:: Problem description ::
List each line of the data in which the string "Result" appears.

★ ★ ★

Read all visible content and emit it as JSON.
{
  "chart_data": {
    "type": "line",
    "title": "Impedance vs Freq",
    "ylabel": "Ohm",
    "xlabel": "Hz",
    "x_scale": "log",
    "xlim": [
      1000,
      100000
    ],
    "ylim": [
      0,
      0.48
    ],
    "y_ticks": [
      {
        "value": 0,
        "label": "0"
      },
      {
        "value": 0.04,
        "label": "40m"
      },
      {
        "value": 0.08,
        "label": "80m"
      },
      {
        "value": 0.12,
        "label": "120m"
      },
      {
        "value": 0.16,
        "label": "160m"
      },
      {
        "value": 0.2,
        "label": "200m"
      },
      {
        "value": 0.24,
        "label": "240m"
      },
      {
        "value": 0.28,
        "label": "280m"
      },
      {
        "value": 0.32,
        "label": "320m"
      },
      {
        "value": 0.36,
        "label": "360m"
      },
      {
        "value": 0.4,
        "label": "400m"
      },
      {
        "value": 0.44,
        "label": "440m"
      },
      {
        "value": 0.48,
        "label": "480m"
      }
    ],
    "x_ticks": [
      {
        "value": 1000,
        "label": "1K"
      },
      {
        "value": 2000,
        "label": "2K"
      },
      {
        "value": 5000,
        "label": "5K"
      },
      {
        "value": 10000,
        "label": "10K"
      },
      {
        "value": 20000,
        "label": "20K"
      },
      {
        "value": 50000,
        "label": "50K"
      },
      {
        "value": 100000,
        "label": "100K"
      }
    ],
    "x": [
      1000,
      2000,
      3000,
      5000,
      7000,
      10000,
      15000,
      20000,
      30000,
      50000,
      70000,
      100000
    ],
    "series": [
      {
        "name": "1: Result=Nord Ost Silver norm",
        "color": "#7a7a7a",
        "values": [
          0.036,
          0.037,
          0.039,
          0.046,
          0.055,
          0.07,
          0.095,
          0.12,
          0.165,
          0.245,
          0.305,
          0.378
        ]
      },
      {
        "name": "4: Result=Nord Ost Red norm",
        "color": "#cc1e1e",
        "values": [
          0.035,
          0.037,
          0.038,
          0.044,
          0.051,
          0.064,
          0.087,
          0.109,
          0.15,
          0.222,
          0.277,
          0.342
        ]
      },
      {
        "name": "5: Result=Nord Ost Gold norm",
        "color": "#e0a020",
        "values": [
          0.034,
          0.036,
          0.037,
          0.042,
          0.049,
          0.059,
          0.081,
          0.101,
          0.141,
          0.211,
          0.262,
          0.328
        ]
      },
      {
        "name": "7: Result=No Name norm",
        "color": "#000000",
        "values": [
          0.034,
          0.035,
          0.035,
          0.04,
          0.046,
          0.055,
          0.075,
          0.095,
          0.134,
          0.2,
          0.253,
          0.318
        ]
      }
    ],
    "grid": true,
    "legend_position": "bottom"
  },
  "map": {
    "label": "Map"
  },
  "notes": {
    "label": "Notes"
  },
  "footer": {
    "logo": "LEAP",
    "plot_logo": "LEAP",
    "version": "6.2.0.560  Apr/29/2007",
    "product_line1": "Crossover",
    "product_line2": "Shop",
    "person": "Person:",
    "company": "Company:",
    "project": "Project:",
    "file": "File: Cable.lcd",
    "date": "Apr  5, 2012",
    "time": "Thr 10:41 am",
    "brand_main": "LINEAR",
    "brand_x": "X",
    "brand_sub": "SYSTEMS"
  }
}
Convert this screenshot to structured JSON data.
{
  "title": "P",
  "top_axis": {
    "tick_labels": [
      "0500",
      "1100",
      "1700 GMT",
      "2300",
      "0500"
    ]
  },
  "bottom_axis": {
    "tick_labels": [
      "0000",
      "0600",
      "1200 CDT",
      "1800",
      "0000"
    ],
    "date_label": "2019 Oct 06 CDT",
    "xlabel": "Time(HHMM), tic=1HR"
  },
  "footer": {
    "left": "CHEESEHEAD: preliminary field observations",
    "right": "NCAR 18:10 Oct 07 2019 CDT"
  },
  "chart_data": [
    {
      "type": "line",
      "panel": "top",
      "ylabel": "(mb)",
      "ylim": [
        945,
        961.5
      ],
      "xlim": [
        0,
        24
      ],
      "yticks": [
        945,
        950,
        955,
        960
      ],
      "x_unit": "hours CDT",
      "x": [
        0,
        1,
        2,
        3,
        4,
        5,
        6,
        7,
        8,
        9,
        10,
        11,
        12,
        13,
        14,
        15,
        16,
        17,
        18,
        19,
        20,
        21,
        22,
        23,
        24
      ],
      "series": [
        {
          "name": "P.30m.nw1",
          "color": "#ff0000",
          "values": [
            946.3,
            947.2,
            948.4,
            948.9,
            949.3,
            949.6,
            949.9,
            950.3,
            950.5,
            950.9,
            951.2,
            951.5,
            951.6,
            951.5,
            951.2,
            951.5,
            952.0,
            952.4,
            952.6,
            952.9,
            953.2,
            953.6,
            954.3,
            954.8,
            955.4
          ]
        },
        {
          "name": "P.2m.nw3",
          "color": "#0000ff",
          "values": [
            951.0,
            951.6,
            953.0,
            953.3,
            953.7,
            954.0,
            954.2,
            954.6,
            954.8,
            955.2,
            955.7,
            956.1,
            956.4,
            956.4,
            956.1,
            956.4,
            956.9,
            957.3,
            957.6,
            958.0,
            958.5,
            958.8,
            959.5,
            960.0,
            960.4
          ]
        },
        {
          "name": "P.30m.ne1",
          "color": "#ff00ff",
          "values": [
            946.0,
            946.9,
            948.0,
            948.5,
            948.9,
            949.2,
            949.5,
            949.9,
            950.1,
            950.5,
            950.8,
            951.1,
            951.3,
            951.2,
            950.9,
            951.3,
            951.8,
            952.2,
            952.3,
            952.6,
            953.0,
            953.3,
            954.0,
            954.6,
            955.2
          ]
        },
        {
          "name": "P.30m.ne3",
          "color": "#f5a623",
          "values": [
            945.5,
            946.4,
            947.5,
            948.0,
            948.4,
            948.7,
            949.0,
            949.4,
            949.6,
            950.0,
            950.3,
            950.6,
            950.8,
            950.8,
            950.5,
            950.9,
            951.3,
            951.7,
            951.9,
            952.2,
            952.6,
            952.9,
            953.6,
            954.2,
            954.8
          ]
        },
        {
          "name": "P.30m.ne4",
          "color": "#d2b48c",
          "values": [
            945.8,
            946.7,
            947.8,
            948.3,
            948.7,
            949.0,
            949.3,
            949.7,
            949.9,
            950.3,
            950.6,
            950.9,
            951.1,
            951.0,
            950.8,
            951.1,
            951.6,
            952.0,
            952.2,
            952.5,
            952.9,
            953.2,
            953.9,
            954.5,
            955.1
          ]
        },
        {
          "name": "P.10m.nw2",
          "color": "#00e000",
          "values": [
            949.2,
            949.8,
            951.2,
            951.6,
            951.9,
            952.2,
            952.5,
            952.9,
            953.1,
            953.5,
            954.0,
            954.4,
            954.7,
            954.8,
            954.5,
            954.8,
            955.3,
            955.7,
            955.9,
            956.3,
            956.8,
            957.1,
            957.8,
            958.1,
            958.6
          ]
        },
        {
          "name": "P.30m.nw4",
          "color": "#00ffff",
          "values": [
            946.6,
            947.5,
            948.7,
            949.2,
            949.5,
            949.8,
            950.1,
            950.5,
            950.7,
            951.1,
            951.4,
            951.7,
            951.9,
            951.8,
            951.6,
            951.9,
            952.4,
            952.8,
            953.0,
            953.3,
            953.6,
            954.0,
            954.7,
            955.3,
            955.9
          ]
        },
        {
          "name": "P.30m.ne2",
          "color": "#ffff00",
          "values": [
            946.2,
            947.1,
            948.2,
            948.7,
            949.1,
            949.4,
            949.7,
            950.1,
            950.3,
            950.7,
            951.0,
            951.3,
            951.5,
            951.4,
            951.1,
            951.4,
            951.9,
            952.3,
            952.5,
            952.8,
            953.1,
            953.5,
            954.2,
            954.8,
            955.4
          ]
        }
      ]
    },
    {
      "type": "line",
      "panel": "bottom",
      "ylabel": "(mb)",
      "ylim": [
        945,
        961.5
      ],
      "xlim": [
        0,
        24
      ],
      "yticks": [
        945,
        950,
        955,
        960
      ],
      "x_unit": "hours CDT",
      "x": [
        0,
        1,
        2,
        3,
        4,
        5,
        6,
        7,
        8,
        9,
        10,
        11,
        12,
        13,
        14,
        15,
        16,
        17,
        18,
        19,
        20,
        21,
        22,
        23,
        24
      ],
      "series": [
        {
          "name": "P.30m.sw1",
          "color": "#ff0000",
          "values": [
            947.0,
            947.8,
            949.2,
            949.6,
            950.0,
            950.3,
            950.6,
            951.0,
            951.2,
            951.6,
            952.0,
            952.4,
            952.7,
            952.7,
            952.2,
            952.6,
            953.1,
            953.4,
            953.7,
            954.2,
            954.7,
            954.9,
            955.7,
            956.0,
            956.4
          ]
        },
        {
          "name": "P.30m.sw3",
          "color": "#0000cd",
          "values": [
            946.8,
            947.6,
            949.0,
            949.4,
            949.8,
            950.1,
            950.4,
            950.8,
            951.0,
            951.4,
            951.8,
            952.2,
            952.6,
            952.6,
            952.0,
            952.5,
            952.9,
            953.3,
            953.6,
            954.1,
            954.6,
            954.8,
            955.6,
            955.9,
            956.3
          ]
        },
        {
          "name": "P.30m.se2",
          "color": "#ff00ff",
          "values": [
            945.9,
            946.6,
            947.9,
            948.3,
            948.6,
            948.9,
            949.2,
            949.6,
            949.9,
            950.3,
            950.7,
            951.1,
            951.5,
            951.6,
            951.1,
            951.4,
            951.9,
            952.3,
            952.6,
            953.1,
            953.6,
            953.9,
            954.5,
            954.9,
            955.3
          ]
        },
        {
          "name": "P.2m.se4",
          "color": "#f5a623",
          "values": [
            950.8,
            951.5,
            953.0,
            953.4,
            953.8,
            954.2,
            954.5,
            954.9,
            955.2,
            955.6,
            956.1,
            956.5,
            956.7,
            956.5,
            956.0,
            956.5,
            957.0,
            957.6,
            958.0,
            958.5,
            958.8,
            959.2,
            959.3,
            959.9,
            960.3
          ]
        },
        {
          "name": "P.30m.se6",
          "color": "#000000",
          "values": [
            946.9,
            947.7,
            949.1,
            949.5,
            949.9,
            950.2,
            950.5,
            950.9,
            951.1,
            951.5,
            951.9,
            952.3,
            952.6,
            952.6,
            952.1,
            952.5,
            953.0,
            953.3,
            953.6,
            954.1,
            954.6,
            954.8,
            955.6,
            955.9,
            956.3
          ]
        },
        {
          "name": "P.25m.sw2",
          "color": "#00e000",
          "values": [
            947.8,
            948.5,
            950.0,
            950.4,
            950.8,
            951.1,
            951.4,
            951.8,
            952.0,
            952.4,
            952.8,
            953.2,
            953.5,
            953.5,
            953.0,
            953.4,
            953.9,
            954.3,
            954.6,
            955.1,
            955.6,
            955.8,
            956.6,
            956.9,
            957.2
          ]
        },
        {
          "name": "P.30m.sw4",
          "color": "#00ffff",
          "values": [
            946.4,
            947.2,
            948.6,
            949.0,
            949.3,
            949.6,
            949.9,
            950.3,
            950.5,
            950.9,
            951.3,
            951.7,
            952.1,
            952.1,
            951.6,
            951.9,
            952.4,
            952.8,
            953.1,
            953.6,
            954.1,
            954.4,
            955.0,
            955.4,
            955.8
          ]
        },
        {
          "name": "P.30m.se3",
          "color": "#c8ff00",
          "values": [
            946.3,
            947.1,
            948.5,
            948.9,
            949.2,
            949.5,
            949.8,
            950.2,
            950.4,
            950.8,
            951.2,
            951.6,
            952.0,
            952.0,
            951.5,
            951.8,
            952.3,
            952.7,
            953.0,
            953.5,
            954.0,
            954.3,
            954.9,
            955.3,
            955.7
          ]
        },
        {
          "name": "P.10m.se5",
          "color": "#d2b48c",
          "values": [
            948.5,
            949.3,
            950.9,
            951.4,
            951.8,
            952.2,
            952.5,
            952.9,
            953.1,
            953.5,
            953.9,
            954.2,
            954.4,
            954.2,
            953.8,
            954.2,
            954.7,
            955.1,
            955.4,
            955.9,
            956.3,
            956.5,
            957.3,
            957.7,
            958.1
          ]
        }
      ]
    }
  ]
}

★ ★ ★

:: Response to the exercise ::
        "name": "1: Result=Nord Ost Silver norm",
        "name": "4: Result=Nord Ost Red norm",
        "name": "5: Result=Nord Ost Gold norm",
        "name": "7: Result=No Name norm",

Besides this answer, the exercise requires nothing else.